▶ Task instructions: Restate the whole listing exactly.

Collected data entries:
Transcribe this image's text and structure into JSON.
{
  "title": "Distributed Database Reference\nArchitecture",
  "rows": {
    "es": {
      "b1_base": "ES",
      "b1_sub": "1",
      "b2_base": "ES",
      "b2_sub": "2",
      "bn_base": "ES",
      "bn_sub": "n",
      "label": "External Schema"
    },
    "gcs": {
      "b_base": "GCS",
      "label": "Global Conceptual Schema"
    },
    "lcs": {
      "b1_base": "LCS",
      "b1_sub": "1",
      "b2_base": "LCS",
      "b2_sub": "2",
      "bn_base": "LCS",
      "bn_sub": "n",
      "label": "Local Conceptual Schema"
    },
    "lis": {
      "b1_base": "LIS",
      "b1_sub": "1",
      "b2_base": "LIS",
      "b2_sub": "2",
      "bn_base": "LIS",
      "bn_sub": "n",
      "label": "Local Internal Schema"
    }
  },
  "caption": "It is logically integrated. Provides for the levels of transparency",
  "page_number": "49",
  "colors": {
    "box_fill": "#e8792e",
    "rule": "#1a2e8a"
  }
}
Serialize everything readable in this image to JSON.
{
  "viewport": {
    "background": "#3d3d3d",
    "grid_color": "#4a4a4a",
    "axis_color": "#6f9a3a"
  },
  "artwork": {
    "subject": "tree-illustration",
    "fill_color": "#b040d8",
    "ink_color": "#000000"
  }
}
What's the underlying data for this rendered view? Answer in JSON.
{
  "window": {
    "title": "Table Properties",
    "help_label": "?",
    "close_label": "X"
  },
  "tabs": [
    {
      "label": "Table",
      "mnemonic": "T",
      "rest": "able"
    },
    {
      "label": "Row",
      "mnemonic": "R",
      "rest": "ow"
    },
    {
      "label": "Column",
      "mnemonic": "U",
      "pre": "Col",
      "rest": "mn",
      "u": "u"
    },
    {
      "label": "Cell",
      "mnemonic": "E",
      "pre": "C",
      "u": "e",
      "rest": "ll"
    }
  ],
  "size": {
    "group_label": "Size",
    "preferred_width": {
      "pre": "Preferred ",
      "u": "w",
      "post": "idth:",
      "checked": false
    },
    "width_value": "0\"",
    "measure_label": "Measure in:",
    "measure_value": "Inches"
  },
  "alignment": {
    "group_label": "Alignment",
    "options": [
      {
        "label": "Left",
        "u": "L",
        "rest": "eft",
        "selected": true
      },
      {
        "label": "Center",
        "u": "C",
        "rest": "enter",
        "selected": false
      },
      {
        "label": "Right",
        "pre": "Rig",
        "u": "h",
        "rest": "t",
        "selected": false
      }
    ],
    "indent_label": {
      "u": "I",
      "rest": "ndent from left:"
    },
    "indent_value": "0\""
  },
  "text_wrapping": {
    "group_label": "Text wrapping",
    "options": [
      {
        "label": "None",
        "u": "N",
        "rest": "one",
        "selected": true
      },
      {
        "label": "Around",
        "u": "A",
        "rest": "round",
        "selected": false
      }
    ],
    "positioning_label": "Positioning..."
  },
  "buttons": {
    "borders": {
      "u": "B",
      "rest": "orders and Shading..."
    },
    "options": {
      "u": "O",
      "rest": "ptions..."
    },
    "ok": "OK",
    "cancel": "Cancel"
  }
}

▶ Answer to this task:
Transcribe this image's text and structure into JSON.
{
  "title": "Distributed Database Reference\nArchitecture",
  "rows": {
    "es": {
      "b1_base": "ES",
      "b1_sub": "1",
      "b2_base": "ES",
      "b2_sub": "2",
      "bn_base": "ES",
      "bn_sub": "n",
      "label": "External Schema"
    },
    "gcs": {
      "b_base": "GCS",
      "label": "Global Conceptual Schema"
    },
    "lcs": {
      "b1_base": "LCS",
      "b1_sub": "1",
      "b2_base": "LCS",
      "b2_sub": "2",
      "bn_base": "LCS",
      "bn_sub": "n",
      "label": "Local Conceptual Schema"
    },
    "lis": {
      "b1_base": "LIS",
      "b1_sub": "1",
      "b2_base": "LIS",
      "b2_sub": "2",
      "bn_base": "LIS",
      "bn_sub": "n",
      "label": "Local Internal Schema"
    }
  },
  "caption": "It is logically integrated. Provides for the levels of transparency",
  "page_number": "49",
  "colors": {
    "box_fill": "#e8792e",
    "rule": "#1a2e8a"
  }
}
Serialize everything readable in this image to JSON.
{
  "viewport": {
    "background": "#3d3d3d",
    "grid_color": "#4a4a4a",
    "axis_color": "#6f9a3a"
  },
  "artwork": {
    "subject": "tree-illustration",
    "fill_color": "#b040d8",
    "ink_color": "#000000"
  }
}
What's the underlying data for this rendered view? Answer in JSON.
{
  "window": {
    "title": "Table Properties",
    "help_label": "?",
    "close_label": "X"
  },
  "tabs": [
    {
      "label": "Table",
      "mnemonic": "T",
      "rest": "able"
    },
    {
      "label": "Row",
      "mnemonic": "R",
      "rest": "ow"
    },
    {
      "label": "Column",
      "mnemonic": "U",
      "pre": "Col",
      "rest": "mn",
      "u": "u"
    },
    {
      "label": "Cell",
      "mnemonic": "E",
      "pre": "C",
      "u": "e",
      "rest": "ll"
    }
  ],
  "size": {
    "group_label": "Size",
    "preferred_width": {
      "pre": "Preferred ",
      "u": "w",
      "post": "idth:",
      "checked": false
    },
    "width_value": "0\"",
    "measure_label": "Measure in:",
    "measure_value": "Inches"
  },
  "alignment": {
    "group_label": "Alignment",
    "options": [
      {
        "label": "Left",
        "u": "L",
        "rest": "eft",
        "selected": true
      },
      {
        "label": "Center",
        "u": "C",
        "rest": "enter",
        "selected": false
      },
      {
        "label": "Right",
        "pre": "Rig",
        "u": "h",
        "rest": "t",
        "selected": false
      }
    ],
    "indent_label": {
      "u": "I",
      "rest": "ndent from left:"
    },
    "indent_value": "0\""
  },
  "text_wrapping": {
    "group_label": "Text wrapping",
    "options": [
      {
        "label": "None",
        "u": "N",
        "rest": "one",
        "selected": true
      },
      {
        "label": "Around",
        "u": "A",
        "rest": "round",
        "selected": false
      }
    ],
    "positioning_label": "Positioning..."
  },
  "buttons": {
    "borders": {
      "u": "B",
      "rest": "orders and Shading..."
    },
    "options": {
      "u": "O",
      "rest": "ptions..."
    },
    "ok": "OK",
    "cancel": "Cancel"
  }
}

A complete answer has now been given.